:: Exercise materials ::

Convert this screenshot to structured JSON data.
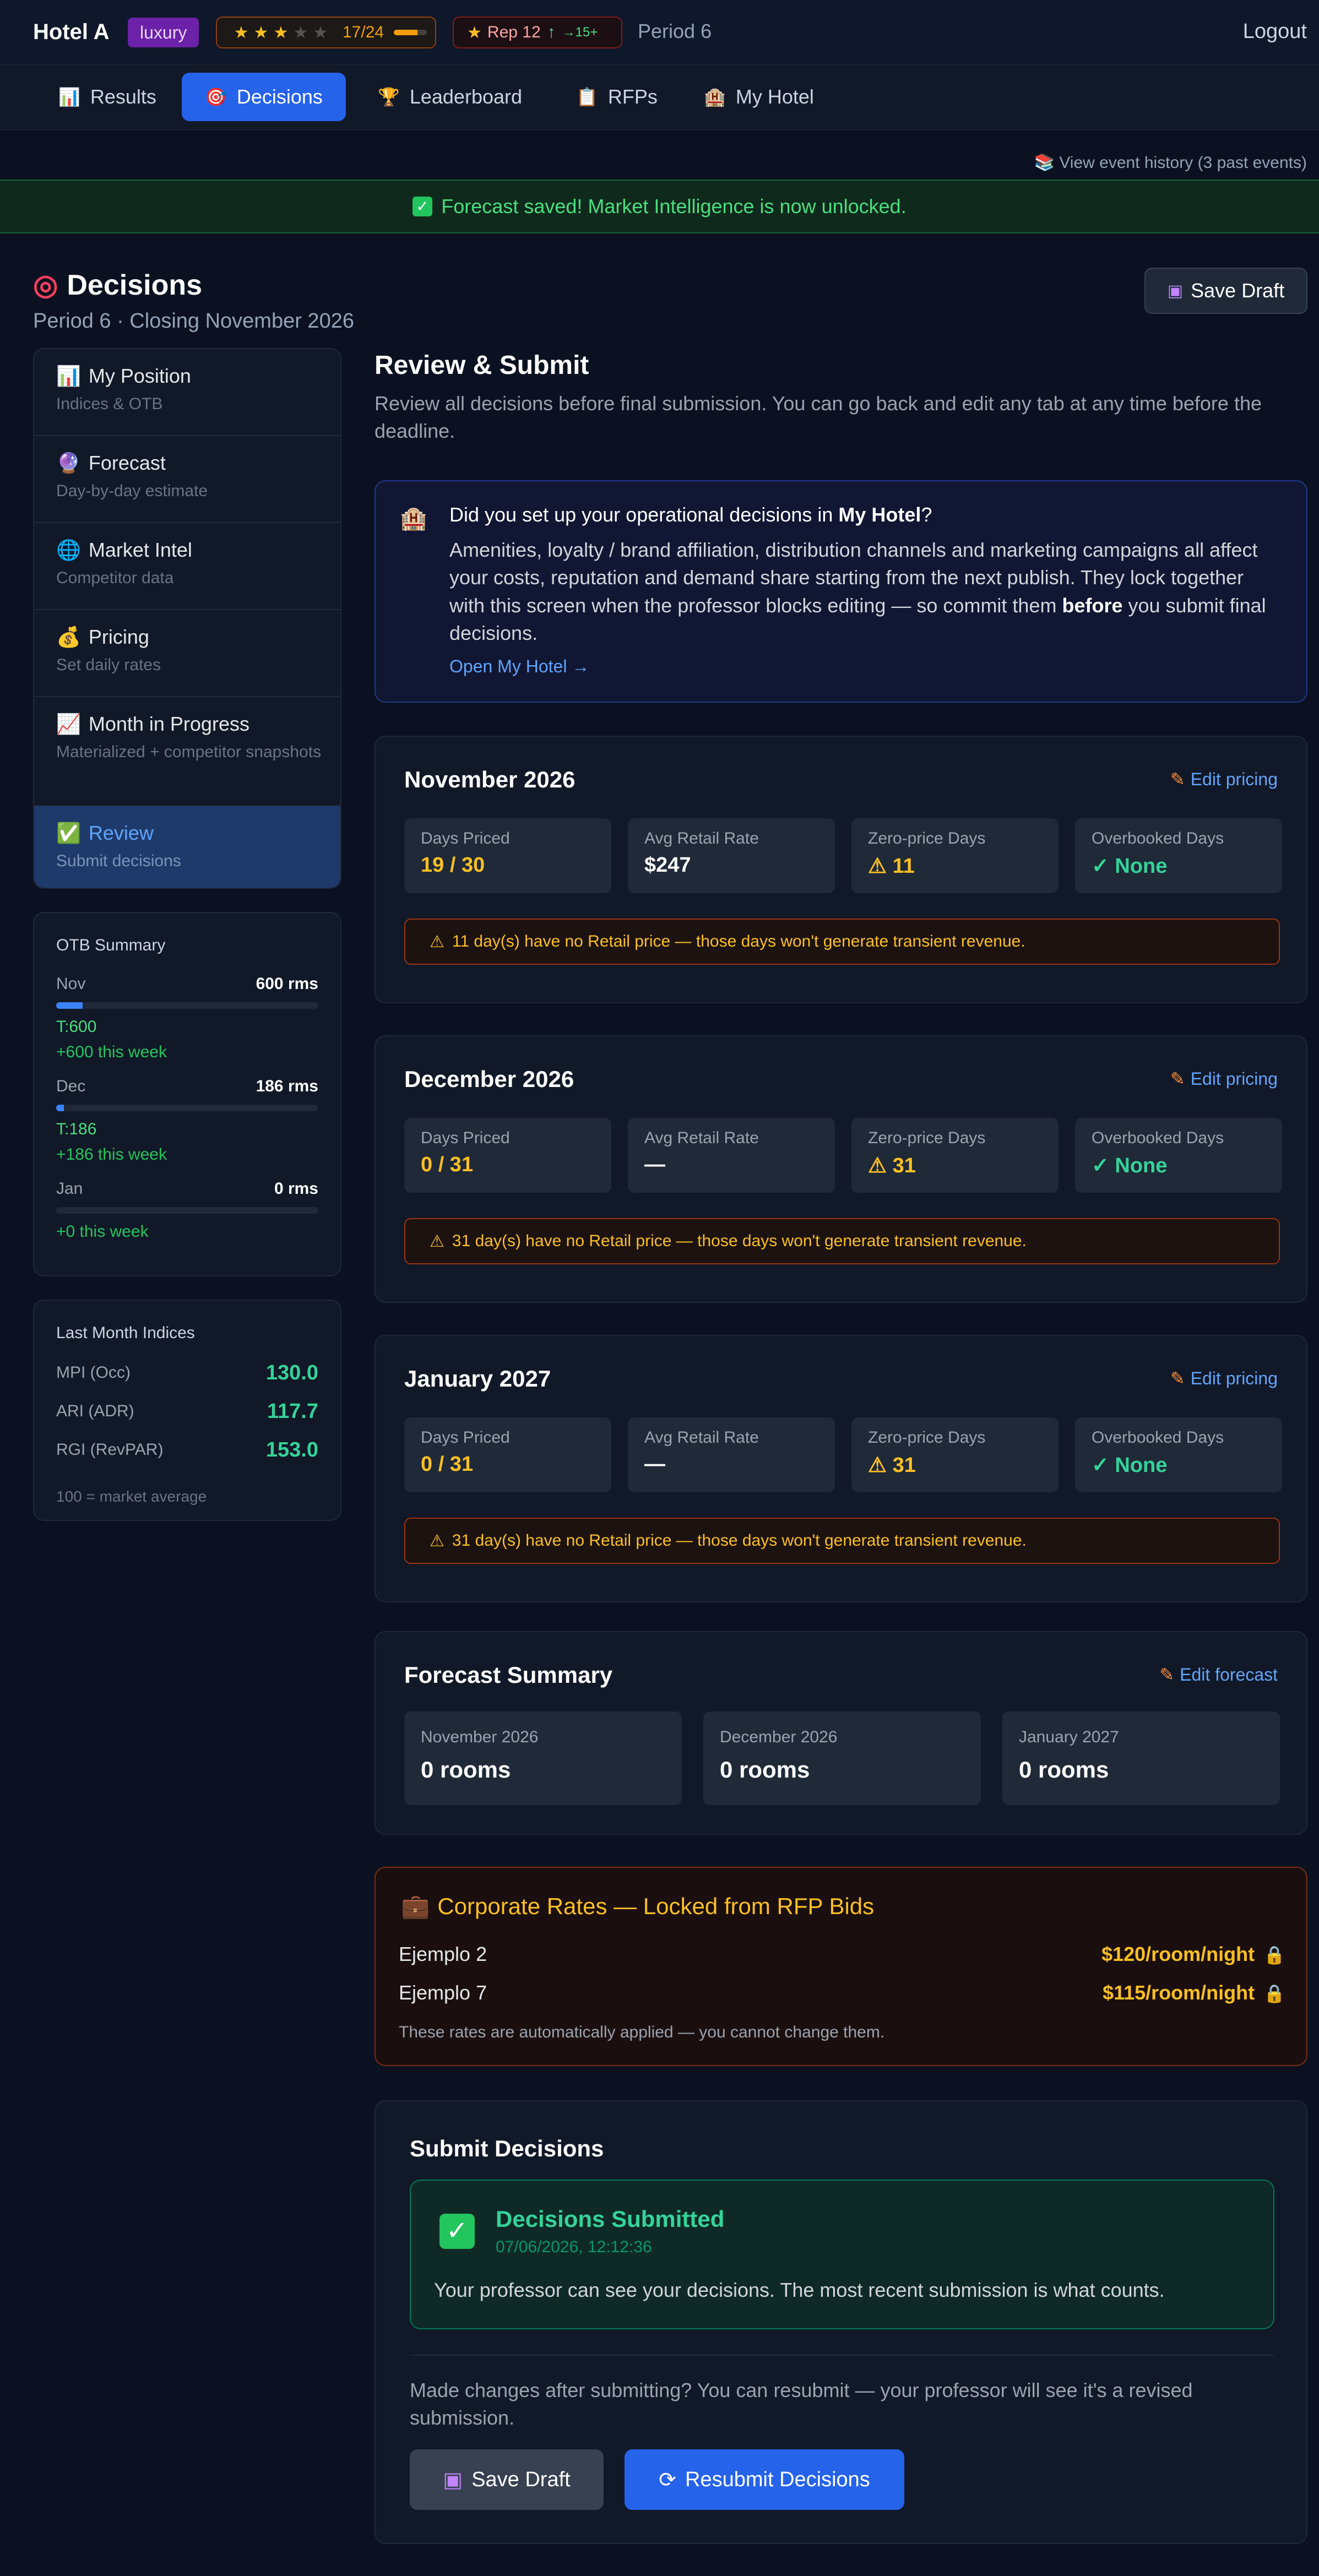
{
  "header": {
    "hotel_name": "Hotel A",
    "tier": "luxury",
    "stars": {
      "filled": 3,
      "total": 5,
      "score": "17/24",
      "progress_fraction": 0.71
    },
    "reputation": {
      "label": "Rep 12",
      "trend": "↑",
      "target": "→15+"
    },
    "period": "Period 6",
    "logout": "Logout"
  },
  "nav": {
    "tabs": [
      {
        "icon": "📊",
        "label": "Results"
      },
      {
        "icon": "🎯",
        "label": "Decisions",
        "active": true
      },
      {
        "icon": "🏆",
        "label": "Leaderboard"
      },
      {
        "icon": "📋",
        "label": "RFPs"
      },
      {
        "icon": "🏨",
        "label": "My Hotel"
      }
    ]
  },
  "event_history": "📚 View event history (3 past events)",
  "toast": {
    "icon": "✓",
    "text": "Forecast saved! Market Intelligence is now unlocked."
  },
  "page": {
    "title": "Decisions",
    "subtitle": "Period 6 · Closing November 2026",
    "save_draft": "Save Draft"
  },
  "sidebar": {
    "steps": [
      {
        "icon": "📊",
        "title": "My Position",
        "desc": "Indices & OTB"
      },
      {
        "icon": "🔮",
        "title": "Forecast",
        "desc": "Day-by-day estimate"
      },
      {
        "icon": "🌐",
        "title": "Market Intel",
        "desc": "Competitor data"
      },
      {
        "icon": "💰",
        "title": "Pricing",
        "desc": "Set daily rates"
      },
      {
        "icon": "📈",
        "title": "Month in Progress",
        "desc": "Materialized + competitor snapshots"
      },
      {
        "icon": "✅",
        "title": "Review",
        "desc": "Submit decisions",
        "active": true
      }
    ],
    "otb": {
      "title": "OTB Summary",
      "rows": [
        {
          "month": "Nov",
          "value": "600 rms",
          "target": "T:600",
          "week": "+600 this week",
          "fill": 0.1
        },
        {
          "month": "Dec",
          "value": "186 rms",
          "target": "T:186",
          "week": "+186 this week",
          "fill": 0.03
        },
        {
          "month": "Jan",
          "value": "0 rms",
          "target": "",
          "week": "+0 this week",
          "fill": 0
        }
      ]
    },
    "indices": {
      "title": "Last Month Indices",
      "rows": [
        {
          "label": "MPI (Occ)",
          "value": "130.0"
        },
        {
          "label": "ARI (ADR)",
          "value": "117.7"
        },
        {
          "label": "RGI (RevPAR)",
          "value": "153.0"
        }
      ],
      "note": "100 = market average"
    }
  },
  "main": {
    "title": "Review & Submit",
    "description": "Review all decisions before final submission. You can go back and edit any tab at any time before the deadline.",
    "notice": {
      "icon": "🏨",
      "question_pre": "Did you set up your operational decisions in ",
      "question_bold": "My Hotel",
      "question_post": "?",
      "body_pre": "Amenities, loyalty / brand affiliation, distribution channels and marketing campaigns all affect your costs, reputation and demand share starting from the next publish. They lock together with this screen when the professor blocks editing — so commit them ",
      "body_bold": "before",
      "body_post": " you submit final decisions.",
      "link": "Open My Hotel →"
    },
    "months": [
      {
        "name": "November 2026",
        "edit": "Edit pricing",
        "tiles": [
          {
            "label": "Days Priced",
            "value": "19 / 30",
            "style": "warn"
          },
          {
            "label": "Avg Retail Rate",
            "value": "$247",
            "style": ""
          },
          {
            "label": "Zero-price Days",
            "value": "⚠ 11",
            "style": "warn"
          },
          {
            "label": "Overbooked Days",
            "value": "✓ None",
            "style": "good"
          }
        ],
        "alert": "11 day(s) have no Retail price — those days won't generate transient revenue."
      },
      {
        "name": "December 2026",
        "edit": "Edit pricing",
        "tiles": [
          {
            "label": "Days Priced",
            "value": "0 / 31",
            "style": "warn"
          },
          {
            "label": "Avg Retail Rate",
            "value": "—",
            "style": ""
          },
          {
            "label": "Zero-price Days",
            "value": "⚠ 31",
            "style": "warn"
          },
          {
            "label": "Overbooked Days",
            "value": "✓ None",
            "style": "good"
          }
        ],
        "alert": "31 day(s) have no Retail price — those days won't generate transient revenue."
      },
      {
        "name": "January 2027",
        "edit": "Edit pricing",
        "tiles": [
          {
            "label": "Days Priced",
            "value": "0 / 31",
            "style": "warn"
          },
          {
            "label": "Avg Retail Rate",
            "value": "—",
            "style": ""
          },
          {
            "label": "Zero-price Days",
            "value": "⚠ 31",
            "style": "warn"
          },
          {
            "label": "Overbooked Days",
            "value": "✓ None",
            "style": "good"
          }
        ],
        "alert": "31 day(s) have no Retail price — those days won't generate transient revenue."
      }
    ],
    "forecast": {
      "title": "Forecast Summary",
      "edit": "Edit forecast",
      "tiles": [
        {
          "label": "November 2026",
          "value": "0 rooms"
        },
        {
          "label": "December 2026",
          "value": "0 rooms"
        },
        {
          "label": "January 2027",
          "value": "0 rooms"
        }
      ]
    },
    "corporate": {
      "icon": "💼",
      "title": "Corporate Rates — Locked from RFP Bids",
      "rows": [
        {
          "name": "Ejemplo 2",
          "rate": "$120/room/night"
        },
        {
          "name": "Ejemplo 7",
          "rate": "$115/room/night"
        }
      ],
      "note": "These rates are automatically applied — you cannot change them."
    },
    "submit": {
      "title": "Submit Decisions",
      "status_title": "Decisions Submitted",
      "timestamp": "07/06/2026, 12:12:36",
      "status_body": "Your professor can see your decisions. The most recent submission is what counts.",
      "resubmit_note": "Made changes after submitting? You can resubmit — your professor will see it's a revised submission.",
      "save_draft": "Save Draft",
      "resubmit": "Resubmit Decisions"
    }
  }
}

:::

Problem to solve –
All preceding records should be duplicated verbatim, images excepted.

Task result –
Convert this screenshot to structured JSON data.
{
  "header": {
    "hotel_name": "Hotel A",
    "tier": "luxury",
    "stars": {
      "filled": 3,
      "total": 5,
      "score": "17/24",
      "progress_fraction": 0.71
    },
    "reputation": {
      "label": "Rep 12",
      "trend": "↑",
      "target": "→15+"
    },
    "period": "Period 6",
    "logout": "Logout"
  },
  "nav": {
    "tabs": [
      {
        "icon": "📊",
        "label": "Results"
      },
      {
        "icon": "🎯",
        "label": "Decisions",
        "active": true
      },
      {
        "icon": "🏆",
        "label": "Leaderboard"
      },
      {
        "icon": "📋",
        "label": "RFPs"
      },
      {
        "icon": "🏨",
        "label": "My Hotel"
      }
    ]
  },
  "event_history": "📚 View event history (3 past events)",
  "toast": {
    "icon": "✓",
    "text": "Forecast saved! Market Intelligence is now unlocked."
  },
  "page": {
    "title": "Decisions",
    "subtitle": "Period 6 · Closing November 2026",
    "save_draft": "Save Draft"
  },
  "sidebar": {
    "steps": [
      {
        "icon": "📊",
        "title": "My Position",
        "desc": "Indices & OTB"
      },
      {
        "icon": "🔮",
        "title": "Forecast",
        "desc": "Day-by-day estimate"
      },
      {
        "icon": "🌐",
        "title": "Market Intel",
        "desc": "Competitor data"
      },
      {
        "icon": "💰",
        "title": "Pricing",
        "desc": "Set daily rates"
      },
      {
        "icon": "📈",
        "title": "Month in Progress",
        "desc": "Materialized + competitor snapshots"
      },
      {
        "icon": "✅",
        "title": "Review",
        "desc": "Submit decisions",
        "active": true
      }
    ],
    "otb": {
      "title": "OTB Summary",
      "rows": [
        {
          "month": "Nov",
          "value": "600 rms",
          "target": "T:600",
          "week": "+600 this week",
          "fill": 0.1
        },
        {
          "month": "Dec",
          "value": "186 rms",
          "target": "T:186",
          "week": "+186 this week",
          "fill": 0.03
        },
        {
          "month": "Jan",
          "value": "0 rms",
          "target": "",
          "week": "+0 this week",
          "fill": 0
        }
      ]
    },
    "indices": {
      "title": "Last Month Indices",
      "rows": [
        {
          "label": "MPI (Occ)",
          "value": "130.0"
        },
        {
          "label": "ARI (ADR)",
          "value": "117.7"
        },
        {
          "label": "RGI (RevPAR)",
          "value": "153.0"
        }
      ],
      "note": "100 = market average"
    }
  },
  "main": {
    "title": "Review & Submit",
    "description": "Review all decisions before final submission. You can go back and edit any tab at any time before the deadline.",
    "notice": {
      "icon": "🏨",
      "question_pre": "Did you set up your operational decisions in ",
      "question_bold": "My Hotel",
      "question_post": "?",
      "body_pre": "Amenities, loyalty / brand affiliation, distribution channels and marketing campaigns all affect your costs, reputation and demand share starting from the next publish. They lock together with this screen when the professor blocks editing — so commit them ",
      "body_bold": "before",
      "body_post": " you submit final decisions.",
      "link": "Open My Hotel →"
    },
    "months": [
      {
        "name": "November 2026",
        "edit": "Edit pricing",
        "tiles": [
          {
            "label": "Days Priced",
            "value": "19 / 30",
            "style": "warn"
          },
          {
            "label": "Avg Retail Rate",
            "value": "$247",
            "style": ""
          },
          {
            "label": "Zero-price Days",
            "value": "⚠ 11",
            "style": "warn"
          },
          {
            "label": "Overbooked Days",
            "value": "✓ None",
            "style": "good"
          }
        ],
        "alert": "11 day(s) have no Retail price — those days won't generate transient revenue."
      },
      {
        "name": "December 2026",
        "edit": "Edit pricing",
        "tiles": [
          {
            "label": "Days Priced",
            "value": "0 / 31",
            "style": "warn"
          },
          {
            "label": "Avg Retail Rate",
            "value": "—",
            "style": ""
          },
          {
            "label": "Zero-price Days",
            "value": "⚠ 31",
            "style": "warn"
          },
          {
            "label": "Overbooked Days",
            "value": "✓ None",
            "style": "good"
          }
        ],
        "alert": "31 day(s) have no Retail price — those days won't generate transient revenue."
      },
      {
        "name": "January 2027",
        "edit": "Edit pricing",
        "tiles": [
          {
            "label": "Days Priced",
            "value": "0 / 31",
            "style": "warn"
          },
          {
            "label": "Avg Retail Rate",
            "value": "—",
            "style": ""
          },
          {
            "label": "Zero-price Days",
            "value": "⚠ 31",
            "style": "warn"
          },
          {
            "label": "Overbooked Days",
            "value": "✓ None",
            "style": "good"
          }
        ],
        "alert": "31 day(s) have no Retail price — those days won't generate transient revenue."
      }
    ],
    "forecast": {
      "title": "Forecast Summary",
      "edit": "Edit forecast",
      "tiles": [
        {
          "label": "November 2026",
          "value": "0 rooms"
        },
        {
          "label": "December 2026",
          "value": "0 rooms"
        },
        {
          "label": "January 2027",
          "value": "0 rooms"
        }
      ]
    },
    "corporate": {
      "icon": "💼",
      "title": "Corporate Rates — Locked from RFP Bids",
      "rows": [
        {
          "name": "Ejemplo 2",
          "rate": "$120/room/night"
        },
        {
          "name": "Ejemplo 7",
          "rate": "$115/room/night"
        }
      ],
      "note": "These rates are automatically applied — you cannot change them."
    },
    "submit": {
      "title": "Submit Decisions",
      "status_title": "Decisions Submitted",
      "timestamp": "07/06/2026, 12:12:36",
      "status_body": "Your professor can see your decisions. The most recent submission is what counts.",
      "resubmit_note": "Made changes after submitting? You can resubmit — your professor will see it's a revised submission.",
      "save_draft": "Save Draft",
      "resubmit": "Resubmit Decisions"
    }
  }
}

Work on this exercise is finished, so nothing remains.